----- Input data
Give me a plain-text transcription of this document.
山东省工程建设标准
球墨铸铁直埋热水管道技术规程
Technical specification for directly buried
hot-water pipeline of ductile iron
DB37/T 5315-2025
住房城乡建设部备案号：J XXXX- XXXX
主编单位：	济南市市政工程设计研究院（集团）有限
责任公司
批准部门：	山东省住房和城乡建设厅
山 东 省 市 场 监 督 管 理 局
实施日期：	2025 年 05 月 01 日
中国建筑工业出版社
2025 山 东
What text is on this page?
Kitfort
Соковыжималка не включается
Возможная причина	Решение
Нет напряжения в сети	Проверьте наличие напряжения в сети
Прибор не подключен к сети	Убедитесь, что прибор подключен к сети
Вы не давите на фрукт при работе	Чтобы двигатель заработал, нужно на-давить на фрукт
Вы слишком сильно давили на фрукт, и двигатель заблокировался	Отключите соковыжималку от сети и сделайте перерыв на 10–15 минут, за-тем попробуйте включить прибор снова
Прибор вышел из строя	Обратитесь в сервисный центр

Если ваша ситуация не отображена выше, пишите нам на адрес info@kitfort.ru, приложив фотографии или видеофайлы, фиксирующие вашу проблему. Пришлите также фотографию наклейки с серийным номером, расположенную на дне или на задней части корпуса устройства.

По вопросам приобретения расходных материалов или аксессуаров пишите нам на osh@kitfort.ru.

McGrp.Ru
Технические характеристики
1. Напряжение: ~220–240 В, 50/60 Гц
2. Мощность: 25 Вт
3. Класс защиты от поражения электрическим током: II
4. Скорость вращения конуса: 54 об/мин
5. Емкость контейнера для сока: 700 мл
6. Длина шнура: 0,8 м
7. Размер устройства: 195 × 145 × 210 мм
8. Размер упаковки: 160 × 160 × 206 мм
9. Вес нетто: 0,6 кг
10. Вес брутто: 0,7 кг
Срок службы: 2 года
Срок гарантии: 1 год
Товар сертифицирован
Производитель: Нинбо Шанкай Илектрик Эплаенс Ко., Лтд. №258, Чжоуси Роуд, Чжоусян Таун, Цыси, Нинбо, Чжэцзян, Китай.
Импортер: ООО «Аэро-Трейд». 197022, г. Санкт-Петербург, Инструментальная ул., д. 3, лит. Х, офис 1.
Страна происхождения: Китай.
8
----------
Objective:
Retype all of the material, keeping each line exact.

Response to the task:
Give me a plain-text transcription of this document.
山东省工程建设标准
球墨铸铁直埋热水管道技术规程
Technical specification for directly buried
hot-water pipeline of ductile iron
DB37/T 5315-2025
住房城乡建设部备案号：J XXXX- XXXX
主编单位：	济南市市政工程设计研究院（集团）有限
责任公司
批准部门：	山东省住房和城乡建设厅
山 东 省 市 场 监 督 管 理 局
实施日期：	2025 年 05 月 01 日
中国建筑工业出版社
2025 山 东
What text is on this page?
Kitfort
Соковыжималка не включается
Возможная причина	Решение
Нет напряжения в сети	Проверьте наличие напряжения в сети
Прибор не подключен к сети	Убедитесь, что прибор подключен к сети
Вы не давите на фрукт при работе	Чтобы двигатель заработал, нужно на-давить на фрукт
Вы слишком сильно давили на фрукт, и двигатель заблокировался	Отключите соковыжималку от сети и сделайте перерыв на 10–15 минут, за-тем попробуйте включить прибор снова
Прибор вышел из строя	Обратитесь в сервисный центр

Если ваша ситуация не отображена выше, пишите нам на адрес info@kitfort.ru, приложив фотографии или видеофайлы, фиксирующие вашу проблему. Пришлите также фотографию наклейки с серийным номером, расположенную на дне или на задней части корпуса устройства.

По вопросам приобретения расходных материалов или аксессуаров пишите нам на osh@kitfort.ru.

McGrp.Ru
Технические характеристики
1. Напряжение: ~220–240 В, 50/60 Гц
2. Мощность: 25 Вт
3. Класс защиты от поражения электрическим током: II
4. Скорость вращения конуса: 54 об/мин
5. Емкость контейнера для сока: 700 мл
6. Длина шнура: 0,8 м
7. Размер устройства: 195 × 145 × 210 мм
8. Размер упаковки: 160 × 160 × 206 мм
9. Вес нетто: 0,6 кг
10. Вес брутто: 0,7 кг
Срок службы: 2 года
Срок гарантии: 1 год
Товар сертифицирован
Производитель: Нинбо Шанкай Илектрик Эплаенс Ко., Лтд. №258, Чжоуси Роуд, Чжоусян Таун, Цыси, Нинбо, Чжэцзян, Китай.
Импортер: ООО «Аэро-Трейд». 197022, г. Санкт-Петербург, Инструментальная ул., д. 3, лит. Х, офис 1.
Страна происхождения: Китай.
8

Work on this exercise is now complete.